Problem description> Please copy all the lines that follow, word for word.

Provided records>
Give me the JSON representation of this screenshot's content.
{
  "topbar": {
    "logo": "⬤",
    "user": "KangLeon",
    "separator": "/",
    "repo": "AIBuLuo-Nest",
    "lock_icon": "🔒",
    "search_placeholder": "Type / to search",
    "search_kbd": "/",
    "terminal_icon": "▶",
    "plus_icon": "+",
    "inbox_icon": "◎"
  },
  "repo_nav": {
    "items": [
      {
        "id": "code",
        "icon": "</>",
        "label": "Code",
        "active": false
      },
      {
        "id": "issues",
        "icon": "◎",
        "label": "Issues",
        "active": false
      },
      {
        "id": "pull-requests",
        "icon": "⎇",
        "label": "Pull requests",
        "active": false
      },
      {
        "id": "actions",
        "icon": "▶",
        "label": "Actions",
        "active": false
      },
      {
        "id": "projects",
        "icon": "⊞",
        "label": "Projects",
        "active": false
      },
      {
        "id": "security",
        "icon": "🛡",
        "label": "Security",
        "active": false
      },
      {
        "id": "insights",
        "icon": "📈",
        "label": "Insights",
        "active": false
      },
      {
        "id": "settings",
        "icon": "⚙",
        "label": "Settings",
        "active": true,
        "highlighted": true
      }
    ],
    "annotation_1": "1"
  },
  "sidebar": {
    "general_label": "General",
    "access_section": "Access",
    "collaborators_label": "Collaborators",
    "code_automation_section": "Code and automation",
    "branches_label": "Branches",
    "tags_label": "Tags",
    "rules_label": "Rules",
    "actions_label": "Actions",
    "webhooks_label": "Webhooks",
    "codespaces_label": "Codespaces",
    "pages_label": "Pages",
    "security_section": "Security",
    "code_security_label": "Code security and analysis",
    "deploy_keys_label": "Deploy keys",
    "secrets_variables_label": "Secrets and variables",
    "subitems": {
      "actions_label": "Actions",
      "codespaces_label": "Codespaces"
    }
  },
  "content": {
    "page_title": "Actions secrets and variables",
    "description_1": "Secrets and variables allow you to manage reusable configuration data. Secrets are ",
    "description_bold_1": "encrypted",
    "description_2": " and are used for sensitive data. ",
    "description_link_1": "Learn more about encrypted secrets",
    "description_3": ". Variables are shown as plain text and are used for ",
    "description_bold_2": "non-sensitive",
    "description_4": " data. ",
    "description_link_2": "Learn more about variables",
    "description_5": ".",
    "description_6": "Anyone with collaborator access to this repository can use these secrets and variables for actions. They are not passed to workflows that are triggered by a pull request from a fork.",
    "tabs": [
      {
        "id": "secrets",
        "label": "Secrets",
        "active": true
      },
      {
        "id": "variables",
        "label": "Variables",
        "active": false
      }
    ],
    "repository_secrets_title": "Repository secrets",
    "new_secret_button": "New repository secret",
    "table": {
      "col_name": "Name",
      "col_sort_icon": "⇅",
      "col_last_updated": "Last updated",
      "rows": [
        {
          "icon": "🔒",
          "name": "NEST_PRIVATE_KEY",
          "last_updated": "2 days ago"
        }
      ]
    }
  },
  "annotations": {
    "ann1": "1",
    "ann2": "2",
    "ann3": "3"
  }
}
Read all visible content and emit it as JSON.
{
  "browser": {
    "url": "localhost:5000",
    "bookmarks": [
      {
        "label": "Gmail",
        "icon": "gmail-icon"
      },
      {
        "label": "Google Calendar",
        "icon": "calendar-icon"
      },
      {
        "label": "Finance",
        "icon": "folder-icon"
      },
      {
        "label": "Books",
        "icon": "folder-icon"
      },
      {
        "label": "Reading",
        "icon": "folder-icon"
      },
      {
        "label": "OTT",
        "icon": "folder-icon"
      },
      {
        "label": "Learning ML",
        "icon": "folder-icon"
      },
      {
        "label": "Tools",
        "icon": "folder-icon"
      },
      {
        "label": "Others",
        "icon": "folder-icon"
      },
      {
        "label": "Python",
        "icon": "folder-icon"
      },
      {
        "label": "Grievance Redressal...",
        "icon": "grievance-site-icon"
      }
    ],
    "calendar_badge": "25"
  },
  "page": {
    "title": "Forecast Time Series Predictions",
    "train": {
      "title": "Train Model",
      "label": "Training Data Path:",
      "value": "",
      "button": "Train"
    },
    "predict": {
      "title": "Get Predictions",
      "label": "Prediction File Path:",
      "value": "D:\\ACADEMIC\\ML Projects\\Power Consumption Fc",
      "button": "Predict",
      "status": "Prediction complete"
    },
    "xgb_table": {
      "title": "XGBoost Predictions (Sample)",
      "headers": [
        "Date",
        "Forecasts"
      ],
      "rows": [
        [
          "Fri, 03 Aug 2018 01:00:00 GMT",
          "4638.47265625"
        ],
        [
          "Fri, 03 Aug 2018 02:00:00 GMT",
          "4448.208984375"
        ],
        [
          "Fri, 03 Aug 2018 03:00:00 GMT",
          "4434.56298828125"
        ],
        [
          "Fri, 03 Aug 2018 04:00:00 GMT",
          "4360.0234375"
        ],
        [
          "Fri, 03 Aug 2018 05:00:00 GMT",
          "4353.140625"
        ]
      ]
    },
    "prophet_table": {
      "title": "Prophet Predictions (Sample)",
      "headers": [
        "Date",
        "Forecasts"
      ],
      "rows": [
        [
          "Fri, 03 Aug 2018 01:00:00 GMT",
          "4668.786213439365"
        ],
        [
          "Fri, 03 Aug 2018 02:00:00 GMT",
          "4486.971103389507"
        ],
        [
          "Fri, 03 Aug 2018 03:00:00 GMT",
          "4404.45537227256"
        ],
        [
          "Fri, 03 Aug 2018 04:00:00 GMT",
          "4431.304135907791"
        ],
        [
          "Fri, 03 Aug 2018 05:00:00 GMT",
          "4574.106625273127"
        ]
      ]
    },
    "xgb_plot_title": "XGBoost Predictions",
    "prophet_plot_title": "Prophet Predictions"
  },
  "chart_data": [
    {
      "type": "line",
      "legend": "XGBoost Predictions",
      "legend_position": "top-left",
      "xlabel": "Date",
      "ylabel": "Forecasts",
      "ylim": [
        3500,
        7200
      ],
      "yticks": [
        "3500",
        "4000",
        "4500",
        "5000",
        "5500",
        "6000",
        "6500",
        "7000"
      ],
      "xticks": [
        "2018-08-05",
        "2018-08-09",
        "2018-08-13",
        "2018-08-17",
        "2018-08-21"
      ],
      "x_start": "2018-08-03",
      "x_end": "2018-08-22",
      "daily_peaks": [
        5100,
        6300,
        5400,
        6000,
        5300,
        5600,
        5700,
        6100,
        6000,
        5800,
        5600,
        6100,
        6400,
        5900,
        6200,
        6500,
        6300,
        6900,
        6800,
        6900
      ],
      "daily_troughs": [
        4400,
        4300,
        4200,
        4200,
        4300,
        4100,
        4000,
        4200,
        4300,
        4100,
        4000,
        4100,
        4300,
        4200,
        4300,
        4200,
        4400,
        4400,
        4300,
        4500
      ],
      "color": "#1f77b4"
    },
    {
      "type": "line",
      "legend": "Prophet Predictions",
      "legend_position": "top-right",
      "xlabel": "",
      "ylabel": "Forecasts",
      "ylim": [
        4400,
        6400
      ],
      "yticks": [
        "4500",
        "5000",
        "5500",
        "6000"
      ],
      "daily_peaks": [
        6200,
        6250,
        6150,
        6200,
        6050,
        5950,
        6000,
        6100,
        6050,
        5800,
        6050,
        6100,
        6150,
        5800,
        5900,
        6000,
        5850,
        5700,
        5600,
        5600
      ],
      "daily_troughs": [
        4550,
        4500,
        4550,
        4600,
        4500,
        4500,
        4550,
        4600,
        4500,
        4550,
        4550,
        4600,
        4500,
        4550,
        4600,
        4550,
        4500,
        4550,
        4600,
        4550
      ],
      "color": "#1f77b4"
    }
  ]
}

Written solution>
Give me the JSON representation of this screenshot's content.
{
  "topbar": {
    "logo": "⬤",
    "user": "KangLeon",
    "separator": "/",
    "repo": "AIBuLuo-Nest",
    "lock_icon": "🔒",
    "search_placeholder": "Type / to search",
    "search_kbd": "/",
    "terminal_icon": "▶",
    "plus_icon": "+",
    "inbox_icon": "◎"
  },
  "repo_nav": {
    "items": [
      {
        "id": "code",
        "icon": "</>",
        "label": "Code",
        "active": false
      },
      {
        "id": "issues",
        "icon": "◎",
        "label": "Issues",
        "active": false
      },
      {
        "id": "pull-requests",
        "icon": "⎇",
        "label": "Pull requests",
        "active": false
      },
      {
        "id": "actions",
        "icon": "▶",
        "label": "Actions",
        "active": false
      },
      {
        "id": "projects",
        "icon": "⊞",
        "label": "Projects",
        "active": false
      },
      {
        "id": "security",
        "icon": "🛡",
        "label": "Security",
        "active": false
      },
      {
        "id": "insights",
        "icon": "📈",
        "label": "Insights",
        "active": false
      },
      {
        "id": "settings",
        "icon": "⚙",
        "label": "Settings",
        "active": true,
        "highlighted": true
      }
    ],
    "annotation_1": "1"
  },
  "sidebar": {
    "general_label": "General",
    "access_section": "Access",
    "collaborators_label": "Collaborators",
    "code_automation_section": "Code and automation",
    "branches_label": "Branches",
    "tags_label": "Tags",
    "rules_label": "Rules",
    "actions_label": "Actions",
    "webhooks_label": "Webhooks",
    "codespaces_label": "Codespaces",
    "pages_label": "Pages",
    "security_section": "Security",
    "code_security_label": "Code security and analysis",
    "deploy_keys_label": "Deploy keys",
    "secrets_variables_label": "Secrets and variables",
    "subitems": {
      "actions_label": "Actions",
      "codespaces_label": "Codespaces"
    }
  },
  "content": {
    "page_title": "Actions secrets and variables",
    "description_1": "Secrets and variables allow you to manage reusable configuration data. Secrets are ",
    "description_bold_1": "encrypted",
    "description_2": " and are used for sensitive data. ",
    "description_link_1": "Learn more about encrypted secrets",
    "description_3": ". Variables are shown as plain text and are used for ",
    "description_bold_2": "non-sensitive",
    "description_4": " data. ",
    "description_link_2": "Learn more about variables",
    "description_5": ".",
    "description_6": "Anyone with collaborator access to this repository can use these secrets and variables for actions. They are not passed to workflows that are triggered by a pull request from a fork.",
    "tabs": [
      {
        "id": "secrets",
        "label": "Secrets",
        "active": true
      },
      {
        "id": "variables",
        "label": "Variables",
        "active": false
      }
    ],
    "repository_secrets_title": "Repository secrets",
    "new_secret_button": "New repository secret",
    "table": {
      "col_name": "Name",
      "col_sort_icon": "⇅",
      "col_last_updated": "Last updated",
      "rows": [
        {
          "icon": "🔒",
          "name": "NEST_PRIVATE_KEY",
          "last_updated": "2 days ago"
        }
      ]
    }
  },
  "annotations": {
    "ann1": "1",
    "ann2": "2",
    "ann3": "3"
  }
}
Read all visible content and emit it as JSON.
{
  "browser": {
    "url": "localhost:5000",
    "bookmarks": [
      {
        "label": "Gmail",
        "icon": "gmail-icon"
      },
      {
        "label": "Google Calendar",
        "icon": "calendar-icon"
      },
      {
        "label": "Finance",
        "icon": "folder-icon"
      },
      {
        "label": "Books",
        "icon": "folder-icon"
      },
      {
        "label": "Reading",
        "icon": "folder-icon"
      },
      {
        "label": "OTT",
        "icon": "folder-icon"
      },
      {
        "label": "Learning ML",
        "icon": "folder-icon"
      },
      {
        "label": "Tools",
        "icon": "folder-icon"
      },
      {
        "label": "Others",
        "icon": "folder-icon"
      },
      {
        "label": "Python",
        "icon": "folder-icon"
      },
      {
        "label": "Grievance Redressal...",
        "icon": "grievance-site-icon"
      }
    ],
    "calendar_badge": "25"
  },
  "page": {
    "title": "Forecast Time Series Predictions",
    "train": {
      "title": "Train Model",
      "label": "Training Data Path:",
      "value": "",
      "button": "Train"
    },
    "predict": {
      "title": "Get Predictions",
      "label": "Prediction File Path:",
      "value": "D:\\ACADEMIC\\ML Projects\\Power Consumption Fc",
      "button": "Predict",
      "status": "Prediction complete"
    },
    "xgb_table": {
      "title": "XGBoost Predictions (Sample)",
      "headers": [
        "Date",
        "Forecasts"
      ],
      "rows": [
        [
          "Fri, 03 Aug 2018 01:00:00 GMT",
          "4638.47265625"
        ],
        [
          "Fri, 03 Aug 2018 02:00:00 GMT",
          "4448.208984375"
        ],
        [
          "Fri, 03 Aug 2018 03:00:00 GMT",
          "4434.56298828125"
        ],
        [
          "Fri, 03 Aug 2018 04:00:00 GMT",
          "4360.0234375"
        ],
        [
          "Fri, 03 Aug 2018 05:00:00 GMT",
          "4353.140625"
        ]
      ]
    },
    "prophet_table": {
      "title": "Prophet Predictions (Sample)",
      "headers": [
        "Date",
        "Forecasts"
      ],
      "rows": [
        [
          "Fri, 03 Aug 2018 01:00:00 GMT",
          "4668.786213439365"
        ],
        [
          "Fri, 03 Aug 2018 02:00:00 GMT",
          "4486.971103389507"
        ],
        [
          "Fri, 03 Aug 2018 03:00:00 GMT",
          "4404.45537227256"
        ],
        [
          "Fri, 03 Aug 2018 04:00:00 GMT",
          "4431.304135907791"
        ],
        [
          "Fri, 03 Aug 2018 05:00:00 GMT",
          "4574.106625273127"
        ]
      ]
    },
    "xgb_plot_title": "XGBoost Predictions",
    "prophet_plot_title": "Prophet Predictions"
  },
  "chart_data": [
    {
      "type": "line",
      "legend": "XGBoost Predictions",
      "legend_position": "top-left",
      "xlabel": "Date",
      "ylabel": "Forecasts",
      "ylim": [
        3500,
        7200
      ],
      "yticks": [
        "3500",
        "4000",
        "4500",
        "5000",
        "5500",
        "6000",
        "6500",
        "7000"
      ],
      "xticks": [
        "2018-08-05",
        "2018-08-09",
        "2018-08-13",
        "2018-08-17",
        "2018-08-21"
      ],
      "x_start": "2018-08-03",
      "x_end": "2018-08-22",
      "daily_peaks": [
        5100,
        6300,
        5400,
        6000,
        5300,
        5600,
        5700,
        6100,
        6000,
        5800,
        5600,
        6100,
        6400,
        5900,
        6200,
        6500,
        6300,
        6900,
        6800,
        6900
      ],
      "daily_troughs": [
        4400,
        4300,
        4200,
        4200,
        4300,
        4100,
        4000,
        4200,
        4300,
        4100,
        4000,
        4100,
        4300,
        4200,
        4300,
        4200,
        4400,
        4400,
        4300,
        4500
      ],
      "color": "#1f77b4"
    },
    {
      "type": "line",
      "legend": "Prophet Predictions",
      "legend_position": "top-right",
      "xlabel": "",
      "ylabel": "Forecasts",
      "ylim": [
        4400,
        6400
      ],
      "yticks": [
        "4500",
        "5000",
        "5500",
        "6000"
      ],
      "daily_peaks": [
        6200,
        6250,
        6150,
        6200,
        6050,
        5950,
        6000,
        6100,
        6050,
        5800,
        6050,
        6100,
        6150,
        5800,
        5900,
        6000,
        5850,
        5700,
        5600,
        5600
      ],
      "daily_troughs": [
        4550,
        4500,
        4550,
        4600,
        4500,
        4500,
        4550,
        4600,
        4500,
        4550,
        4550,
        4600,
        4500,
        4550,
        4600,
        4550,
        4500,
        4550,
        4600,
        4550
      ],
      "color": "#1f77b4"
    }
  ]
}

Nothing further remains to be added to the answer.